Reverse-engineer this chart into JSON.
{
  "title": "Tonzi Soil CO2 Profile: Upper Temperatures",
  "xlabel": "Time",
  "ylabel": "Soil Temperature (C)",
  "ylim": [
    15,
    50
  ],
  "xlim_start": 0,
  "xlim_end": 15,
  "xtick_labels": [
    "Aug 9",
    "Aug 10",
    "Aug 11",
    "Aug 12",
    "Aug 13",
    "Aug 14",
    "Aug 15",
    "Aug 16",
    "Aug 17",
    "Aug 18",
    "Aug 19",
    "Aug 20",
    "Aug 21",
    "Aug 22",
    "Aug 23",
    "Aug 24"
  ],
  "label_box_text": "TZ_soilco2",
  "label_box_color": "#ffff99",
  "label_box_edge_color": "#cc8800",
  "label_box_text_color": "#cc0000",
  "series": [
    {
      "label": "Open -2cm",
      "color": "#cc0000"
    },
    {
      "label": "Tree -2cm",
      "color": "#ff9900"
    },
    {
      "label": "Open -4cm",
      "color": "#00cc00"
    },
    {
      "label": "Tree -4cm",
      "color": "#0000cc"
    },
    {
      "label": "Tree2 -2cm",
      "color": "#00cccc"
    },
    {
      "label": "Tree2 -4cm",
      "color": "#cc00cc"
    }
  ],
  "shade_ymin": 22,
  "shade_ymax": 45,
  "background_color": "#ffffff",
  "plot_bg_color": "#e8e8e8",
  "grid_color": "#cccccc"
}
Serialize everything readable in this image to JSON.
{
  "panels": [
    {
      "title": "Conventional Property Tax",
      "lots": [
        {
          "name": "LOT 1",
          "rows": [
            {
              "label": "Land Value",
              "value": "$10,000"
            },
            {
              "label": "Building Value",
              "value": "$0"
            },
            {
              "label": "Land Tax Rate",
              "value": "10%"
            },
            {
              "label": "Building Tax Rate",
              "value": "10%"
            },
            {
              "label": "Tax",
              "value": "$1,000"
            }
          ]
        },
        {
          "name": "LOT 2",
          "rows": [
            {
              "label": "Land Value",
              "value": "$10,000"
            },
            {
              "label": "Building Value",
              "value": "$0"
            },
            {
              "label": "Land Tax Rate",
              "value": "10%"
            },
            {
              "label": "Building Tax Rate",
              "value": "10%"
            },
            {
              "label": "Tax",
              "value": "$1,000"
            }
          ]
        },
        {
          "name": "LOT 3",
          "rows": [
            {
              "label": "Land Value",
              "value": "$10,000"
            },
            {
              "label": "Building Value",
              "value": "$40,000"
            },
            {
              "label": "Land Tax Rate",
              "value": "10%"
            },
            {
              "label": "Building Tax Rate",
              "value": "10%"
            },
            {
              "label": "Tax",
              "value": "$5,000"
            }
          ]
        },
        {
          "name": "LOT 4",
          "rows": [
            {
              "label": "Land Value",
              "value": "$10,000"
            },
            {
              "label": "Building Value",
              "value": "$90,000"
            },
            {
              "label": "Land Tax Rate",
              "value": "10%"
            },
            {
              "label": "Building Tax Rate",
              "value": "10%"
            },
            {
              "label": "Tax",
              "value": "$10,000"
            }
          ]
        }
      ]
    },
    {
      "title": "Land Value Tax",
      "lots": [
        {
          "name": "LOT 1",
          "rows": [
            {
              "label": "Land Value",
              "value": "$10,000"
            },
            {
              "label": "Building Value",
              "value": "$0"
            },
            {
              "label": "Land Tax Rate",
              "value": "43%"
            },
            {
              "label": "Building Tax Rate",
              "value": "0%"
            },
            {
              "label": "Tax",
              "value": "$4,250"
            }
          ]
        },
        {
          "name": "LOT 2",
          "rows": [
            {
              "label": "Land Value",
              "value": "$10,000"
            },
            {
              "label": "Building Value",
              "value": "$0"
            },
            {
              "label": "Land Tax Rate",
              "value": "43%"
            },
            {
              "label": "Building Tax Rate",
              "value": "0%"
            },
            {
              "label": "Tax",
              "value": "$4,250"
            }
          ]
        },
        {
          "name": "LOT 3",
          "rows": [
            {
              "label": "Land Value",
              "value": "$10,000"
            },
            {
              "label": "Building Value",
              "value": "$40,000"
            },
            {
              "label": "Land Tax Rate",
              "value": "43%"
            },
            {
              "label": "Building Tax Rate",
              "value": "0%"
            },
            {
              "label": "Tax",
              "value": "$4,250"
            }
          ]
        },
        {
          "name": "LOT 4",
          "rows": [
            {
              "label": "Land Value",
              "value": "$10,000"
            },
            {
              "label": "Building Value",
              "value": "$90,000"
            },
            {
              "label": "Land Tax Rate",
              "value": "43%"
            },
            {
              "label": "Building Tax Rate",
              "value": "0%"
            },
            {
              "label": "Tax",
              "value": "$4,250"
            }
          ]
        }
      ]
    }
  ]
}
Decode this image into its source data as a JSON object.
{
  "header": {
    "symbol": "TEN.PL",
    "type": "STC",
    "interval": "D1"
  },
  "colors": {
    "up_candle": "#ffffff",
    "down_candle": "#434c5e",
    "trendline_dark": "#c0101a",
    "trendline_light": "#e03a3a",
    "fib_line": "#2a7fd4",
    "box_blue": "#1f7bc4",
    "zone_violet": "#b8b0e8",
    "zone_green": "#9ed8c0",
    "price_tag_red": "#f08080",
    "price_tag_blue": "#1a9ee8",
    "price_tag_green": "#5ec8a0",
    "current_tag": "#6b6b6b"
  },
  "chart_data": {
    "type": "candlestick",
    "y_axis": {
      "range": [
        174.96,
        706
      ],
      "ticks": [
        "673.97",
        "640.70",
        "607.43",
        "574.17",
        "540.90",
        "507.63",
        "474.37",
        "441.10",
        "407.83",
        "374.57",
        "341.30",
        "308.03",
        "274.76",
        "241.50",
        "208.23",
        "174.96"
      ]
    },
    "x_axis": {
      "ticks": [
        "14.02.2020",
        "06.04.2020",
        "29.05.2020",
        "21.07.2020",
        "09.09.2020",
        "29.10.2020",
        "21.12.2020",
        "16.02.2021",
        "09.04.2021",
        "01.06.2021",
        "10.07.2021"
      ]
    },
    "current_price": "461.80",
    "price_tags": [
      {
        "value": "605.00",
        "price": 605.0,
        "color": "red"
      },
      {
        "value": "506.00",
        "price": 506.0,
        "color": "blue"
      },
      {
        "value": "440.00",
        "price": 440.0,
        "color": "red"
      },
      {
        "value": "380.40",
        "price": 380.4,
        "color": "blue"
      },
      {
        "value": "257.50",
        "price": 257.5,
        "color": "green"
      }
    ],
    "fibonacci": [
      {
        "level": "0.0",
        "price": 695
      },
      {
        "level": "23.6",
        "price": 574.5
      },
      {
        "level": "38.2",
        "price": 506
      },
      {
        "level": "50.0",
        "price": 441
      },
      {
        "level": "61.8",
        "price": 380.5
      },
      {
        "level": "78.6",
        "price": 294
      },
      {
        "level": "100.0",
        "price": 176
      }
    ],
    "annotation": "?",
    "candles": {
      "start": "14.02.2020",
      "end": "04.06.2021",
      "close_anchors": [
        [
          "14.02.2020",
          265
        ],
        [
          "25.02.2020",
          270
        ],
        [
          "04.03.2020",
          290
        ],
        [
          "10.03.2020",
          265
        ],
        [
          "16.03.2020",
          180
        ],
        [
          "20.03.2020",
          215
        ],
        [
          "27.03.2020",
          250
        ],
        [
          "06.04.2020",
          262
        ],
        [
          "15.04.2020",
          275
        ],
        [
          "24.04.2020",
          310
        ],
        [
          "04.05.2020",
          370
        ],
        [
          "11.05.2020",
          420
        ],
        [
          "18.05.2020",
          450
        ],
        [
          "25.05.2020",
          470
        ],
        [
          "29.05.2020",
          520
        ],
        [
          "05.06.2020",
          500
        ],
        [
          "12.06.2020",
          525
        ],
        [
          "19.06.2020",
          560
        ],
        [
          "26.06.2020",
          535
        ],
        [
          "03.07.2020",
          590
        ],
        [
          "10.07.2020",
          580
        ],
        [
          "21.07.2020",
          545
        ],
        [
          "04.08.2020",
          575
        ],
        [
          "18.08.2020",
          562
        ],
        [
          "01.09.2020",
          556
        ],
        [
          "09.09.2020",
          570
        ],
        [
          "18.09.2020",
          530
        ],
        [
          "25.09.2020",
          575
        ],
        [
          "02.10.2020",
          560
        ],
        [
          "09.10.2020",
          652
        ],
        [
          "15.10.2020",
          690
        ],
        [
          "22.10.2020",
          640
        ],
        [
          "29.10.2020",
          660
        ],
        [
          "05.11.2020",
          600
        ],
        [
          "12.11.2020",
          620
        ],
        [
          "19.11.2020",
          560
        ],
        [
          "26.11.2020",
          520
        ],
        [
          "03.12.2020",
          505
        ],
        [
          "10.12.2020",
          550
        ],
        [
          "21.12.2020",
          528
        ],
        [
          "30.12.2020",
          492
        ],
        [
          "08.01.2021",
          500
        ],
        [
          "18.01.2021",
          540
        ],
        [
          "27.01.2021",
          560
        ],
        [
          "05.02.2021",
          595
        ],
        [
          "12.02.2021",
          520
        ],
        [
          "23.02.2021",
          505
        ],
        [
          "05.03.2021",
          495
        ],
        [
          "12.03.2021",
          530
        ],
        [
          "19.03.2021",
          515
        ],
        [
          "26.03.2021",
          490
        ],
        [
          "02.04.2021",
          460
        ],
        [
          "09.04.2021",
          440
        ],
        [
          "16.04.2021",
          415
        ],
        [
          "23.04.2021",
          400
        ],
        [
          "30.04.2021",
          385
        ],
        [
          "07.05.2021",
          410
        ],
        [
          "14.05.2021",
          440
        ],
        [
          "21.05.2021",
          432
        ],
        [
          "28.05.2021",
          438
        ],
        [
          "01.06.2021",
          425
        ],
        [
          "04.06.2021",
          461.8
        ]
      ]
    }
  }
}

------------------------------------------------------------

Within the data above, count the lines that contain the string "image"; the reply is the number alone.

2